§ **Exercise description**
Here are some records. Copy each one exactly.

§ **The data**
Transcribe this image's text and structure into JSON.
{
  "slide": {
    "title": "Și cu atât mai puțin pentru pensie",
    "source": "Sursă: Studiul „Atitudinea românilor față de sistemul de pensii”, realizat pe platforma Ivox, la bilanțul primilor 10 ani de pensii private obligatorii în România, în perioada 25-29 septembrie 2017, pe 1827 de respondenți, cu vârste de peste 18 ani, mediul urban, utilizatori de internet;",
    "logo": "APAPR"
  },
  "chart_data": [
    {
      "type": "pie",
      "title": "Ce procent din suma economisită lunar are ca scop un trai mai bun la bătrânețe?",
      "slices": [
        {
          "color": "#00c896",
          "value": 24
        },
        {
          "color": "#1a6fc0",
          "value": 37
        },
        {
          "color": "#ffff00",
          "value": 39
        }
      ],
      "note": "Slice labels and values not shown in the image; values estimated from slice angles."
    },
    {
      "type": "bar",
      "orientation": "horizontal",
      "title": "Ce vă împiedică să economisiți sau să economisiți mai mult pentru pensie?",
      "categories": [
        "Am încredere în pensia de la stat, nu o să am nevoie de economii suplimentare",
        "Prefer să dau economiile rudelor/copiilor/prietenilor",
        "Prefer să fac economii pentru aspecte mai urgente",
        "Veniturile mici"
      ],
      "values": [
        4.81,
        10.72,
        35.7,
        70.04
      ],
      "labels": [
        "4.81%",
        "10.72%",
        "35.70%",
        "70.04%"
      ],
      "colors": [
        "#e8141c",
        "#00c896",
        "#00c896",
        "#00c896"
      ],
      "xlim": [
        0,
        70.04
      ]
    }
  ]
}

§ **Reply**
Transcribe this image's text and structure into JSON.
{
  "slide": {
    "title": "Și cu atât mai puțin pentru pensie",
    "source": "Sursă: Studiul „Atitudinea românilor față de sistemul de pensii”, realizat pe platforma Ivox, la bilanțul primilor 10 ani de pensii private obligatorii în România, în perioada 25-29 septembrie 2017, pe 1827 de respondenți, cu vârste de peste 18 ani, mediul urban, utilizatori de internet;",
    "logo": "APAPR"
  },
  "chart_data": [
    {
      "type": "pie",
      "title": "Ce procent din suma economisită lunar are ca scop un trai mai bun la bătrânețe?",
      "slices": [
        {
          "color": "#00c896",
          "value": 24
        },
        {
          "color": "#1a6fc0",
          "value": 37
        },
        {
          "color": "#ffff00",
          "value": 39
        }
      ],
      "note": "Slice labels and values not shown in the image; values estimated from slice angles."
    },
    {
      "type": "bar",
      "orientation": "horizontal",
      "title": "Ce vă împiedică să economisiți sau să economisiți mai mult pentru pensie?",
      "categories": [
        "Am încredere în pensia de la stat, nu o să am nevoie de economii suplimentare",
        "Prefer să dau economiile rudelor/copiilor/prietenilor",
        "Prefer să fac economii pentru aspecte mai urgente",
        "Veniturile mici"
      ],
      "values": [
        4.81,
        10.72,
        35.7,
        70.04
      ],
      "labels": [
        "4.81%",
        "10.72%",
        "35.70%",
        "70.04%"
      ],
      "colors": [
        "#e8141c",
        "#00c896",
        "#00c896",
        "#00c896"
      ],
      "xlim": [
        0,
        70.04
      ]
    }
  ]
}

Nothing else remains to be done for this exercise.